§ **PROBLEM TO WORK ON**
Copy out the material below line for line, keeping every character unchanged.

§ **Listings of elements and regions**
━━━━━━━━━━━━━━━━━━━━
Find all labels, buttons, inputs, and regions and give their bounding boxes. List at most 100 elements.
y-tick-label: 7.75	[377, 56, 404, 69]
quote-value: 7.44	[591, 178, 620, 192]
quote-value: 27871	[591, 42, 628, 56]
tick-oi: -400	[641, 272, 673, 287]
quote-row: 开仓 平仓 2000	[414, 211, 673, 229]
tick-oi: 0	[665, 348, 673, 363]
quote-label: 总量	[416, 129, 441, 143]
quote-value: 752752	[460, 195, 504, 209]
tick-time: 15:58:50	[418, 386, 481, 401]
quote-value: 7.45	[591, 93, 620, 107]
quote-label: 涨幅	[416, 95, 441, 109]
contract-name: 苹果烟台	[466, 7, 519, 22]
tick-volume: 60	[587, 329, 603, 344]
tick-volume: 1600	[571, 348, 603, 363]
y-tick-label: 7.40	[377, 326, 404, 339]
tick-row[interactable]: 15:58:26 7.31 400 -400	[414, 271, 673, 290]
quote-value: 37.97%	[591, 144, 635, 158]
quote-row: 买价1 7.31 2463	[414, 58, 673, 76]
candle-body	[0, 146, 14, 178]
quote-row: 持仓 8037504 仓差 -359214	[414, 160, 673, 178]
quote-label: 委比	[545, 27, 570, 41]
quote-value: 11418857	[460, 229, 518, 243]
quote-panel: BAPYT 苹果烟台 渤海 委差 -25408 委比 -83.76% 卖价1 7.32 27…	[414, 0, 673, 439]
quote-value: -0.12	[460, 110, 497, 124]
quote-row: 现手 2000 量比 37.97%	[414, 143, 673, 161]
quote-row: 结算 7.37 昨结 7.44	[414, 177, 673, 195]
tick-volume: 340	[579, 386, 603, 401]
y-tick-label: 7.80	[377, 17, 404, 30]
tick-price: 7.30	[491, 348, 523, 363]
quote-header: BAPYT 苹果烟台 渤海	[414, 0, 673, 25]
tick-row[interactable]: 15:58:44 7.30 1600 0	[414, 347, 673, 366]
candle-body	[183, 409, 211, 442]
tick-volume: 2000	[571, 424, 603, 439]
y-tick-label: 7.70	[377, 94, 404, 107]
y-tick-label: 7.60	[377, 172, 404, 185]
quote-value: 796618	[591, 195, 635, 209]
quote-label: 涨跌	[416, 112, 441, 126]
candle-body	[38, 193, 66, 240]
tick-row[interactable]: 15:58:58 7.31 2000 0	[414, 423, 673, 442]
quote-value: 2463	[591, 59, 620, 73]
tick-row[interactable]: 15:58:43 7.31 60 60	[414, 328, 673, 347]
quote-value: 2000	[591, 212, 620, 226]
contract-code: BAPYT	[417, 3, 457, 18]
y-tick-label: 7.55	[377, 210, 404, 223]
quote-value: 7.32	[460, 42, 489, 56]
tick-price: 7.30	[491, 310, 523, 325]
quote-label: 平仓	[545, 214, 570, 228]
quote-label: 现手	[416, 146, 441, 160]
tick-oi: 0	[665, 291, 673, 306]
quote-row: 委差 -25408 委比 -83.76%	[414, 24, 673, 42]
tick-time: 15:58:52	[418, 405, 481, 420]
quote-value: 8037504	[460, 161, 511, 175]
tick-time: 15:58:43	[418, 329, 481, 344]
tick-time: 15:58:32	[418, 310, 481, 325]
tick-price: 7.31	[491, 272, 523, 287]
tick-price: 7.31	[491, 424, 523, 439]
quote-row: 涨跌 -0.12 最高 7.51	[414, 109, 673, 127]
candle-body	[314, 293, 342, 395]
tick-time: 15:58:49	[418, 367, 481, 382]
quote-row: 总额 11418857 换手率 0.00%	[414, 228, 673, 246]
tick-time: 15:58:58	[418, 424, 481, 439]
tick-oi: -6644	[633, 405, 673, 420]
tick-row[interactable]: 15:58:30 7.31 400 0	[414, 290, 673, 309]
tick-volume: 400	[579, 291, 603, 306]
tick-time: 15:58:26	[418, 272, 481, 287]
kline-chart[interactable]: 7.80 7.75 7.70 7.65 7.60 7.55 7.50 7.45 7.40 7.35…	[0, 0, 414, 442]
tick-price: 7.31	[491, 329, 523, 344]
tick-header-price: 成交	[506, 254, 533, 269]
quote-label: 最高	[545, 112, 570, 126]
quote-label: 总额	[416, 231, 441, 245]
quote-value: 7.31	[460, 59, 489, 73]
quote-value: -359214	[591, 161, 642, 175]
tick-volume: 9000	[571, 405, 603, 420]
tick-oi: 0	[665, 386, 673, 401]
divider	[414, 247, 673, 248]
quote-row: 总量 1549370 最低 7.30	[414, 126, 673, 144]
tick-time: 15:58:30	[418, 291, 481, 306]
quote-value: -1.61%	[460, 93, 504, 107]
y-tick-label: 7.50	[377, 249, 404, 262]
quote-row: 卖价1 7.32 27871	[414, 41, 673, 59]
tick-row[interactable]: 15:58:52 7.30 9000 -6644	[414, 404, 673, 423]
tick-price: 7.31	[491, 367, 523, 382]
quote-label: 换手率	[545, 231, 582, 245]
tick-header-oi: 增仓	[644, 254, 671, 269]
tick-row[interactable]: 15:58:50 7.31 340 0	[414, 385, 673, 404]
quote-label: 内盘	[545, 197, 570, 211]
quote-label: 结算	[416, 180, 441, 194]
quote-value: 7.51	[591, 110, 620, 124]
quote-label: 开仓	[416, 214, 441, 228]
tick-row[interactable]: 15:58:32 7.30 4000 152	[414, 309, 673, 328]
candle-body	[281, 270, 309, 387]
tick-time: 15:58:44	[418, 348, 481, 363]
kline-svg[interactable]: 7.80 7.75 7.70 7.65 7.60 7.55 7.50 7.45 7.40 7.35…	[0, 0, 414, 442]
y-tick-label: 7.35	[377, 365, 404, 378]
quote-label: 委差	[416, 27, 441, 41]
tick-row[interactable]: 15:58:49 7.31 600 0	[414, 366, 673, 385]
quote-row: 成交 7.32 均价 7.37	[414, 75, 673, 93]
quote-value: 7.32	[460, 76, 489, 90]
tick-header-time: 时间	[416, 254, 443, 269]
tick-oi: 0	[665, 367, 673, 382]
━━━━━━━━━━━━━━━━━━━━
§ **FINISHED TASK**
Find all labels, buttons, inputs, and regions and give their bounding boxes. List at most 100 elements.
y-tick-label: 7.75	[377, 56, 404, 69]
quote-value: 7.44	[591, 178, 620, 192]
quote-value: 27871	[591, 42, 628, 56]
tick-oi: -400	[641, 272, 673, 287]
quote-row: 开仓 平仓 2000	[414, 211, 673, 229]
tick-oi: 0	[665, 348, 673, 363]
quote-label: 总量	[416, 129, 441, 143]
quote-value: 752752	[460, 195, 504, 209]
tick-time: 15:58:50	[418, 386, 481, 401]
quote-value: 7.45	[591, 93, 620, 107]
quote-label: 涨幅	[416, 95, 441, 109]
contract-name: 苹果烟台	[466, 7, 519, 22]
tick-volume: 60	[587, 329, 603, 344]
tick-volume: 1600	[571, 348, 603, 363]
y-tick-label: 7.40	[377, 326, 404, 339]
tick-row[interactable]: 15:58:26 7.31 400 -400	[414, 271, 673, 290]
quote-value: 37.97%	[591, 144, 635, 158]
quote-row: 买价1 7.31 2463	[414, 58, 673, 76]
candle-body	[0, 146, 14, 178]
quote-row: 持仓 8037504 仓差 -359214	[414, 160, 673, 178]
quote-label: 委比	[545, 27, 570, 41]
quote-value: 11418857	[460, 229, 518, 243]
quote-panel: BAPYT 苹果烟台 渤海 委差 -25408 委比 -83.76% 卖价1 7.32 27…	[414, 0, 673, 439]
quote-value: -0.12	[460, 110, 497, 124]
quote-row: 现手 2000 量比 37.97%	[414, 143, 673, 161]
quote-row: 结算 7.37 昨结 7.44	[414, 177, 673, 195]
tick-volume: 340	[579, 386, 603, 401]
y-tick-label: 7.80	[377, 17, 404, 30]
tick-price: 7.30	[491, 348, 523, 363]
quote-header: BAPYT 苹果烟台 渤海	[414, 0, 673, 25]
tick-row[interactable]: 15:58:44 7.30 1600 0	[414, 347, 673, 366]
candle-body	[183, 409, 211, 442]
tick-volume: 2000	[571, 424, 603, 439]
y-tick-label: 7.70	[377, 94, 404, 107]
y-tick-label: 7.60	[377, 172, 404, 185]
quote-value: 796618	[591, 195, 635, 209]
quote-label: 涨跌	[416, 112, 441, 126]
candle-body	[38, 193, 66, 240]
tick-row[interactable]: 15:58:58 7.31 2000 0	[414, 423, 673, 442]
quote-value: 2463	[591, 59, 620, 73]
tick-row[interactable]: 15:58:43 7.31 60 60	[414, 328, 673, 347]
quote-value: 2000	[591, 212, 620, 226]
contract-code: BAPYT	[417, 3, 457, 18]
y-tick-label: 7.55	[377, 210, 404, 223]
quote-value: 7.32	[460, 42, 489, 56]
tick-price: 7.30	[491, 310, 523, 325]
quote-label: 平仓	[545, 214, 570, 228]
quote-label: 现手	[416, 146, 441, 160]
tick-oi: 0	[665, 291, 673, 306]
quote-row: 委差 -25408 委比 -83.76%	[414, 24, 673, 42]
tick-time: 15:58:52	[418, 405, 481, 420]
quote-value: 8037504	[460, 161, 511, 175]
tick-time: 15:58:43	[418, 329, 481, 344]
tick-time: 15:58:32	[418, 310, 481, 325]
tick-price: 7.31	[491, 272, 523, 287]
tick-price: 7.31	[491, 424, 523, 439]
quote-row: 涨跌 -0.12 最高 7.51	[414, 109, 673, 127]
candle-body	[314, 293, 342, 395]
tick-time: 15:58:49	[418, 367, 481, 382]
quote-row: 总额 11418857 换手率 0.00%	[414, 228, 673, 246]
tick-time: 15:58:58	[418, 424, 481, 439]
tick-oi: -6644	[633, 405, 673, 420]
tick-row[interactable]: 15:58:30 7.31 400 0	[414, 290, 673, 309]
tick-volume: 400	[579, 291, 603, 306]
tick-time: 15:58:26	[418, 272, 481, 287]
kline-chart[interactable]: 7.80 7.75 7.70 7.65 7.60 7.55 7.50 7.45 7.40 7.35…	[0, 0, 414, 442]
tick-price: 7.31	[491, 329, 523, 344]
tick-header-price: 成交	[506, 254, 533, 269]
quote-label: 最高	[545, 112, 570, 126]
quote-label: 总额	[416, 231, 441, 245]
quote-value: 7.31	[460, 59, 489, 73]
quote-value: -359214	[591, 161, 642, 175]
tick-volume: 9000	[571, 405, 603, 420]
tick-oi: 0	[665, 386, 673, 401]
divider	[414, 247, 673, 248]
quote-row: 总量 1549370 最低 7.30	[414, 126, 673, 144]
tick-time: 15:58:30	[418, 291, 481, 306]
quote-value: -1.61%	[460, 93, 504, 107]
y-tick-label: 7.50	[377, 249, 404, 262]
quote-row: 卖价1 7.32 27871	[414, 41, 673, 59]
tick-row[interactable]: 15:58:52 7.30 9000 -6644	[414, 404, 673, 423]
tick-price: 7.31	[491, 367, 523, 382]
quote-label: 换手率	[545, 231, 582, 245]
tick-header-oi: 增仓	[644, 254, 671, 269]
tick-row[interactable]: 15:58:50 7.31 340 0	[414, 385, 673, 404]
quote-label: 内盘	[545, 197, 570, 211]
quote-label: 结算	[416, 180, 441, 194]
quote-value: 7.51	[591, 110, 620, 124]
quote-label: 开仓	[416, 214, 441, 228]
tick-row[interactable]: 15:58:32 7.30 4000 152	[414, 309, 673, 328]
candle-body	[281, 270, 309, 387]
tick-time: 15:58:44	[418, 348, 481, 363]
kline-svg[interactable]: 7.80 7.75 7.70 7.65 7.60 7.55 7.50 7.45 7.40 7.35…	[0, 0, 414, 442]
y-tick-label: 7.35	[377, 365, 404, 378]
quote-label: 委差	[416, 27, 441, 41]
tick-row[interactable]: 15:58:49 7.31 600 0	[414, 366, 673, 385]
quote-row: 成交 7.32 均价 7.37	[414, 75, 673, 93]
quote-value: 7.32	[460, 76, 489, 90]
tick-header-time: 时间	[416, 254, 443, 269]
tick-oi: 0	[665, 367, 673, 382]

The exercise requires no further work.